(WHAT YOU ARE ASKED TO DO): Wherever a line below holds the word "ffffff", copy that line.

(PROVIDED INFORMATION):
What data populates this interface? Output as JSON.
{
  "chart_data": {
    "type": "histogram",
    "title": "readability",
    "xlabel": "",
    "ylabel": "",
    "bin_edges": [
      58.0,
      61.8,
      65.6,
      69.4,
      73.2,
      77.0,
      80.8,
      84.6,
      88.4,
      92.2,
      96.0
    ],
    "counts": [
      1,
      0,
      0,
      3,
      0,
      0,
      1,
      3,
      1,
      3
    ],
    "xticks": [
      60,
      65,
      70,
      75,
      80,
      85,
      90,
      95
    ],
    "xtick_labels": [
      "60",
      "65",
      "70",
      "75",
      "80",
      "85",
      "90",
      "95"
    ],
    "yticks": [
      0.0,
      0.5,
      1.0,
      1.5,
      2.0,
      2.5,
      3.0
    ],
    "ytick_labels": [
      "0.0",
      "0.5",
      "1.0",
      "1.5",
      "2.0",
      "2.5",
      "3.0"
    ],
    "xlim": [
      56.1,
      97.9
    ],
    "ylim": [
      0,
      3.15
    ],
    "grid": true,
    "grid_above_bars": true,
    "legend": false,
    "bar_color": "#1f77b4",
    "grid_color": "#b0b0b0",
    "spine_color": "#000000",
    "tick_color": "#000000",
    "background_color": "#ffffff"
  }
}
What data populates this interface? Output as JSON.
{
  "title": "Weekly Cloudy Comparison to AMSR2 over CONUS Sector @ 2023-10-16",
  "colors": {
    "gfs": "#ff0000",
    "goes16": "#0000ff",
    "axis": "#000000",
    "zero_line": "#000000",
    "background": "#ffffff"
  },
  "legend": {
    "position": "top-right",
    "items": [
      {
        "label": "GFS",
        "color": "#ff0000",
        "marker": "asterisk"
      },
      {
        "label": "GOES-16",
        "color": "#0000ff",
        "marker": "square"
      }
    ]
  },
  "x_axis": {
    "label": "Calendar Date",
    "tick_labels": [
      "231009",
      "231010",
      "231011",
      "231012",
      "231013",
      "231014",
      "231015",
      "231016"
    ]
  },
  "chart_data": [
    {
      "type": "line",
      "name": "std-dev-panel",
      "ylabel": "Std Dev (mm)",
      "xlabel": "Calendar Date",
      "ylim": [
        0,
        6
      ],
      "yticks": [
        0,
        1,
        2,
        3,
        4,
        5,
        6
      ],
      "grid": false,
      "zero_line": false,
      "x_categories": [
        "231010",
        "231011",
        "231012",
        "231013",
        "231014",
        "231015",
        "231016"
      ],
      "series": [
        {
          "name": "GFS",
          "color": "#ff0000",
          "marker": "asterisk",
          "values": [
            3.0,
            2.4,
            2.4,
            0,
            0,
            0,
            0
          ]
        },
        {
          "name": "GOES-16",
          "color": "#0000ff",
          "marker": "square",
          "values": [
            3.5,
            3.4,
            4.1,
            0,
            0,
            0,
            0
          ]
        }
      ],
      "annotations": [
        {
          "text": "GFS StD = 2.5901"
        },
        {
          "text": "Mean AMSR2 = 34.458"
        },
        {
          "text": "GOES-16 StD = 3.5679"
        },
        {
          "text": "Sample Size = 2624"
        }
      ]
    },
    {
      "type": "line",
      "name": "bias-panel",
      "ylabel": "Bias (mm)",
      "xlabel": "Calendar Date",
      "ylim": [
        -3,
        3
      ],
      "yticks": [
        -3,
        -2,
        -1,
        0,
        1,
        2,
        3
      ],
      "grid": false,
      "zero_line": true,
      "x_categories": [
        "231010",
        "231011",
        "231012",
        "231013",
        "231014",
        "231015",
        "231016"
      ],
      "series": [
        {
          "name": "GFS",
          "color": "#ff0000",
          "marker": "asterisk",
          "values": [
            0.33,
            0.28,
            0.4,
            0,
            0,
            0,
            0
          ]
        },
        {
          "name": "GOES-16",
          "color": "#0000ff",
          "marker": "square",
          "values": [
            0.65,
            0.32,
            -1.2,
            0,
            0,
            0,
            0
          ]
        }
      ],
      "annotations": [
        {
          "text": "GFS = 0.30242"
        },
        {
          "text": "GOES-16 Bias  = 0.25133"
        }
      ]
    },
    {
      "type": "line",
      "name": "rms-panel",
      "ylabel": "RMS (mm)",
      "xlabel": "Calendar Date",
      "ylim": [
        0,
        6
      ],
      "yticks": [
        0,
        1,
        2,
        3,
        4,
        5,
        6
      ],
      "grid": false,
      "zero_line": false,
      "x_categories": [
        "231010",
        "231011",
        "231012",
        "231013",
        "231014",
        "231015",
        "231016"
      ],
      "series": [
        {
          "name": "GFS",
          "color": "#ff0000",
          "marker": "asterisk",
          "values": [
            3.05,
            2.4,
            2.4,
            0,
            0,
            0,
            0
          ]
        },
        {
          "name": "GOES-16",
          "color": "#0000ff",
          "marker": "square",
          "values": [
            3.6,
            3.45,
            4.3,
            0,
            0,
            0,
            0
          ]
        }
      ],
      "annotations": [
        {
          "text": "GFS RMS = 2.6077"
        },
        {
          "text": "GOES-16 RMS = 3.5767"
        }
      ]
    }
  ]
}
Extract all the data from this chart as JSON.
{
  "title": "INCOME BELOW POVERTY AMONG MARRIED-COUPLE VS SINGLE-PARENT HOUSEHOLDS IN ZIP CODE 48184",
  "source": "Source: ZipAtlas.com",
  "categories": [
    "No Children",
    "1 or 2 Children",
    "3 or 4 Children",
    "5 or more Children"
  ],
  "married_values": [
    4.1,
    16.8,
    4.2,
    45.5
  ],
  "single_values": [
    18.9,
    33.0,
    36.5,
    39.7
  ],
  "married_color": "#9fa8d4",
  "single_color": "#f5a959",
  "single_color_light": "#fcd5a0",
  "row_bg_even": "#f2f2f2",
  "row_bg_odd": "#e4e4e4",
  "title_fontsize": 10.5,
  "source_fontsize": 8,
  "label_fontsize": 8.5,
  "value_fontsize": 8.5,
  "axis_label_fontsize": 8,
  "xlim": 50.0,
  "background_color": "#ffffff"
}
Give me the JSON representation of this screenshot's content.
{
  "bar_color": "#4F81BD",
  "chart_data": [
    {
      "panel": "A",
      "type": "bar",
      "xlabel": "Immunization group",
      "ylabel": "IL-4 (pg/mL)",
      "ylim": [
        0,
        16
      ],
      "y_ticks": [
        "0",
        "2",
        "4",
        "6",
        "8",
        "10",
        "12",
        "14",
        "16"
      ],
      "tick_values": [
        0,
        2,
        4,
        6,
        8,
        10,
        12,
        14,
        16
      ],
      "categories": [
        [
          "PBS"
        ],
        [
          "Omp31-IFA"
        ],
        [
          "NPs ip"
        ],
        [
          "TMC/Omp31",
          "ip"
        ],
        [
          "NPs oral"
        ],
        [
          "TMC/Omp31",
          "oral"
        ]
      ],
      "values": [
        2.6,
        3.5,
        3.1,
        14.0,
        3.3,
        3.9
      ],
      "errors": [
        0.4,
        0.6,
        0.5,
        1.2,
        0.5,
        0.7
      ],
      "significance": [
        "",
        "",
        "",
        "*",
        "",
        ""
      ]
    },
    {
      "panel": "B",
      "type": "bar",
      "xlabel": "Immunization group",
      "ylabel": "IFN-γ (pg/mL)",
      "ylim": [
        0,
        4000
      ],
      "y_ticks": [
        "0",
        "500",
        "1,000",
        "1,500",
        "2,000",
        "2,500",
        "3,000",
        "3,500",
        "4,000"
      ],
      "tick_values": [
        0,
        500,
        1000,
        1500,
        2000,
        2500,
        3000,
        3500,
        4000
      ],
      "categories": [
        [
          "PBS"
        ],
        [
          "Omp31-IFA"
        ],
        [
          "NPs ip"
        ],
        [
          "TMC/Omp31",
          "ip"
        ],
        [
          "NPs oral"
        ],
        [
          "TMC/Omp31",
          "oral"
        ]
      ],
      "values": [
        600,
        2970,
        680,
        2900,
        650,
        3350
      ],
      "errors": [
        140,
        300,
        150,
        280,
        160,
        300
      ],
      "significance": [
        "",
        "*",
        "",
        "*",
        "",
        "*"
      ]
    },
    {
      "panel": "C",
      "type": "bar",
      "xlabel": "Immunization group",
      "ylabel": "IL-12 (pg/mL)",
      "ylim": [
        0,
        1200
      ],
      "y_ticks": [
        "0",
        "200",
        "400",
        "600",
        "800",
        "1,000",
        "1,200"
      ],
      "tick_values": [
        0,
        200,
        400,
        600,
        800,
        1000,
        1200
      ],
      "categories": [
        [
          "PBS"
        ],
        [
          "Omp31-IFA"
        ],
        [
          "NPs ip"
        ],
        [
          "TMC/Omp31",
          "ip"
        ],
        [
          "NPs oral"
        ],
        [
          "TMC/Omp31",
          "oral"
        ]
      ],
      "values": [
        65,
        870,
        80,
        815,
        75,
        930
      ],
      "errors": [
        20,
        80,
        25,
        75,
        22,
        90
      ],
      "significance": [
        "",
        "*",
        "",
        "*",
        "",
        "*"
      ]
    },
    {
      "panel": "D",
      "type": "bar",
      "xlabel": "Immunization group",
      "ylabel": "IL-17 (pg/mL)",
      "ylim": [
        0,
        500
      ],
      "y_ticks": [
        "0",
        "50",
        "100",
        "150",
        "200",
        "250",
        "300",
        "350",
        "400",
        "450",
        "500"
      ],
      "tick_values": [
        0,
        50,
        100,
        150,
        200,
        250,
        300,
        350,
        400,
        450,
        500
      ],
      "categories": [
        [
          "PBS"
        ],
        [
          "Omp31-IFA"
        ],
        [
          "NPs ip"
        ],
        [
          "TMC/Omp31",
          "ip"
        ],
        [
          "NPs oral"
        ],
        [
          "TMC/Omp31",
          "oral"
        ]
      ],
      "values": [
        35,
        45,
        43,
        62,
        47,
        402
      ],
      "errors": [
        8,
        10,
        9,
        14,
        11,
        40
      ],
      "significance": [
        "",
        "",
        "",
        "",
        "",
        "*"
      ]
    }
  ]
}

(EXERCISE SOLUTION):
    "background_color": "#ffffff"
    "background": "#ffffff"
  "background_color": "#ffffff"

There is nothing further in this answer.